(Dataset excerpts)
++++++++
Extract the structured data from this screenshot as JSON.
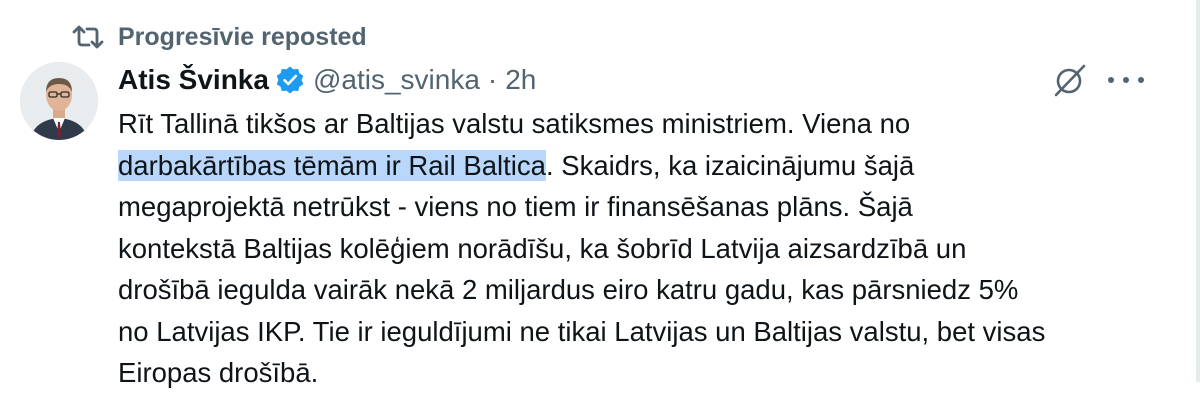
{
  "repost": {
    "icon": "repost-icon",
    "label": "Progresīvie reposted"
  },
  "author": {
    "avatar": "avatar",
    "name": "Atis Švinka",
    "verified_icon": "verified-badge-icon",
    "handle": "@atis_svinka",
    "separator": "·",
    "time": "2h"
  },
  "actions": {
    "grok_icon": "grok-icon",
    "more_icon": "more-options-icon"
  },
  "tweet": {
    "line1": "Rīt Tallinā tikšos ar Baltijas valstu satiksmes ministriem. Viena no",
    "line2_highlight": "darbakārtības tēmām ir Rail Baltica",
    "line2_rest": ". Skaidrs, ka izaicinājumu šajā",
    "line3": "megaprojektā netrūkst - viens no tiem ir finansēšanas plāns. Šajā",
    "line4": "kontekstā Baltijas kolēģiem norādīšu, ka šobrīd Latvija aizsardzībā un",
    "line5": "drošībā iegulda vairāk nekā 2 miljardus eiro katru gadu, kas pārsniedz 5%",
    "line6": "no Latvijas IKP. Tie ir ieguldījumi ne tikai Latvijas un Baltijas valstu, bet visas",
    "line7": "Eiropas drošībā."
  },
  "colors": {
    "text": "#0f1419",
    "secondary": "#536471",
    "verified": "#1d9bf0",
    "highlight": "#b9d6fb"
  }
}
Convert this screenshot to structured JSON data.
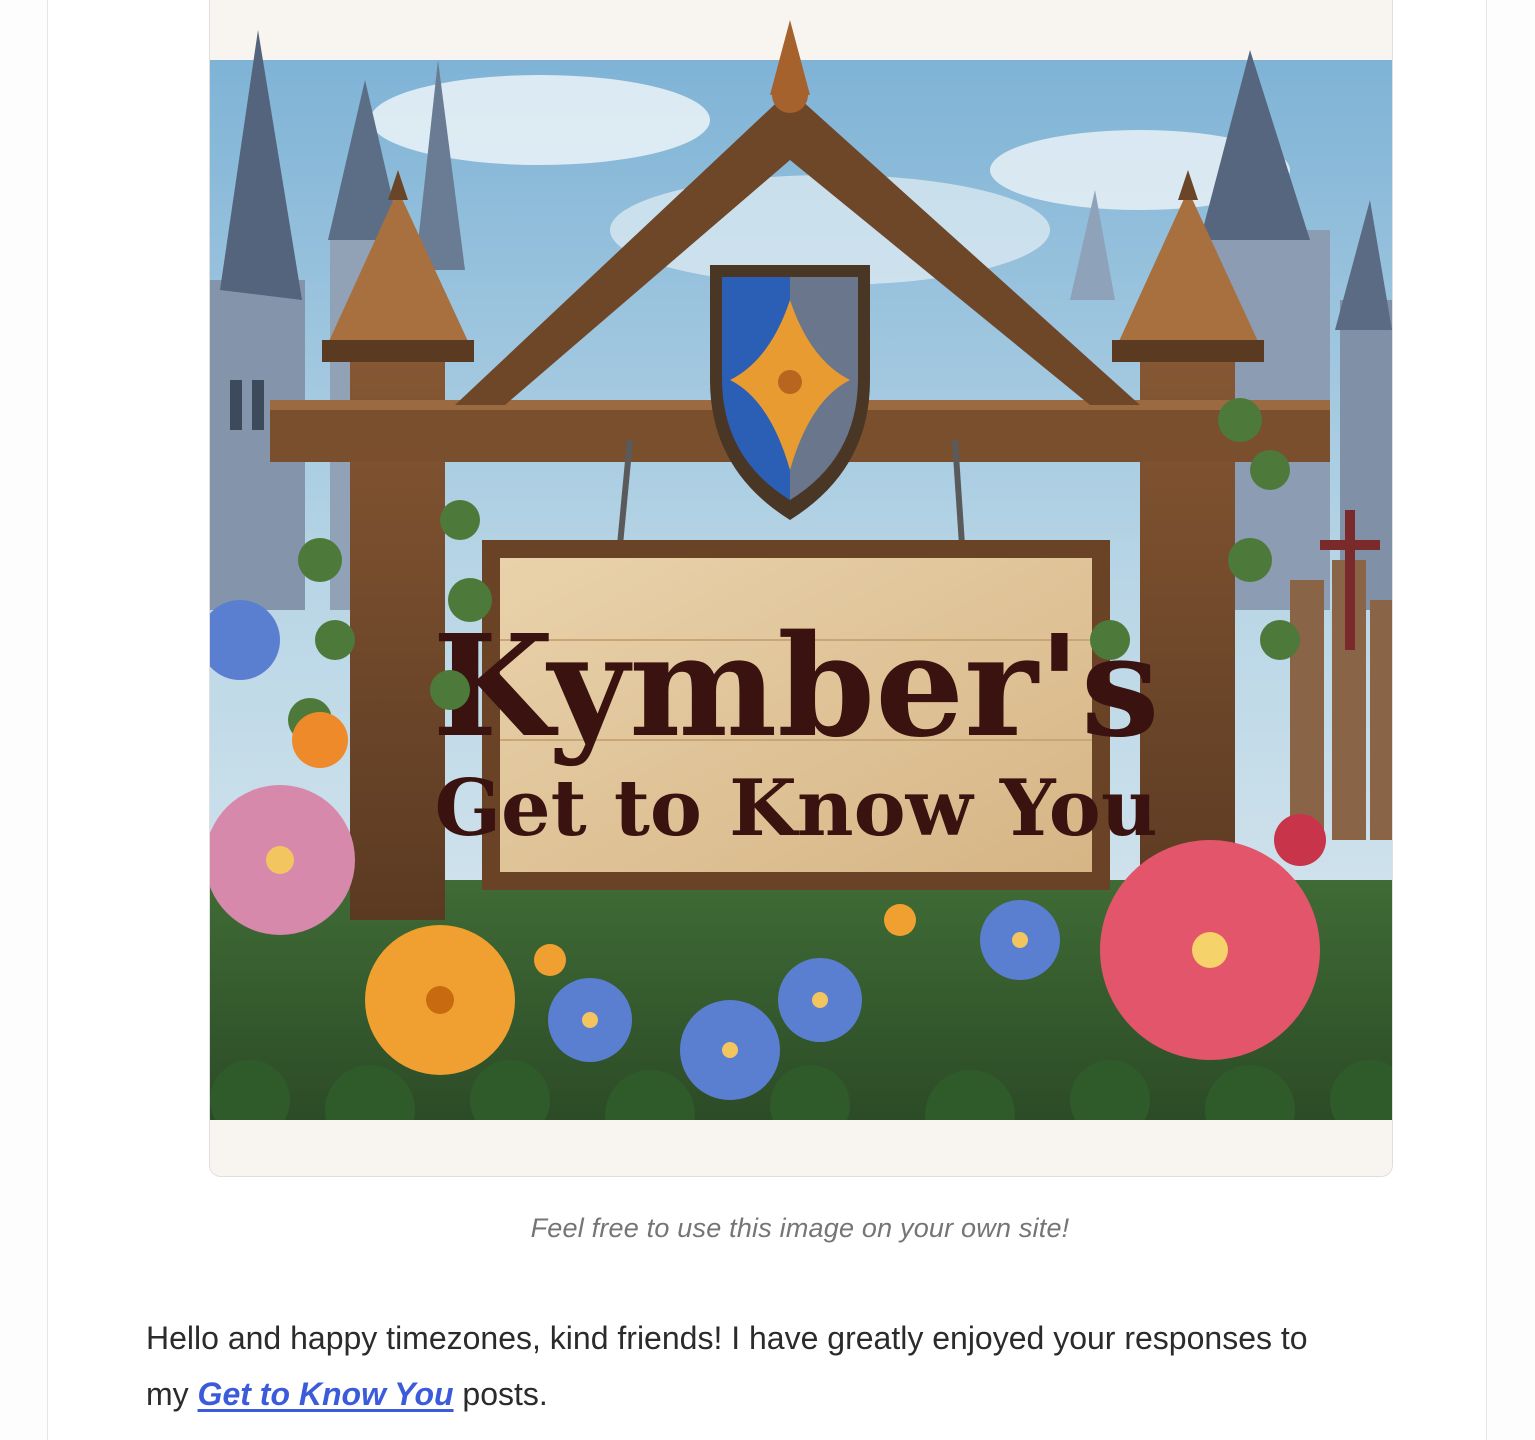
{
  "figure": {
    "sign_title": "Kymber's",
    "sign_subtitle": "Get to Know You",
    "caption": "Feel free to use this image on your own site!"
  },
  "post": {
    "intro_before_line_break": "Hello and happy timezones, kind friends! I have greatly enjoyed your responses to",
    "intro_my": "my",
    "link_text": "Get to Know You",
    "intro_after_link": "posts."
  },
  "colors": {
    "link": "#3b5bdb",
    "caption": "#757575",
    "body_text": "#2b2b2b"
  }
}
++++++++
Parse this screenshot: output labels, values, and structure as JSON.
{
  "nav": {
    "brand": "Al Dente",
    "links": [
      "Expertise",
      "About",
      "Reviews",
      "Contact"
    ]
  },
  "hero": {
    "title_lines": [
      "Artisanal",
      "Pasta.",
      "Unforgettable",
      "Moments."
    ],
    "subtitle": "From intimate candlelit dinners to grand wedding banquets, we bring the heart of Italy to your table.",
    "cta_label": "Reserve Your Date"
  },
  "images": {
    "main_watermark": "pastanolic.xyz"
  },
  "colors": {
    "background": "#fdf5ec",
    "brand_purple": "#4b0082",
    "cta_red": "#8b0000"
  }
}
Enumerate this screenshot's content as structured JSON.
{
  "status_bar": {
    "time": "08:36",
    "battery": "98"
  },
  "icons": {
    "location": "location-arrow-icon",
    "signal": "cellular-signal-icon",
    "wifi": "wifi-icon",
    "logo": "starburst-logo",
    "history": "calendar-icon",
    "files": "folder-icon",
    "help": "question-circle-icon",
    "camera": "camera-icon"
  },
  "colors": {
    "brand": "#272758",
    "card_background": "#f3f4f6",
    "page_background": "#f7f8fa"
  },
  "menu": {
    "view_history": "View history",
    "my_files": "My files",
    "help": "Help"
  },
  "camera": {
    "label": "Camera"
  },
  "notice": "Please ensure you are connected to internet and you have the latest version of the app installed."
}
++++++++
Description of the task:
Search the entries for the word "caption", then gather every line that has it.

Answer:
    "caption": "Feel free to use this image on your own site!"
    "caption": "#757575",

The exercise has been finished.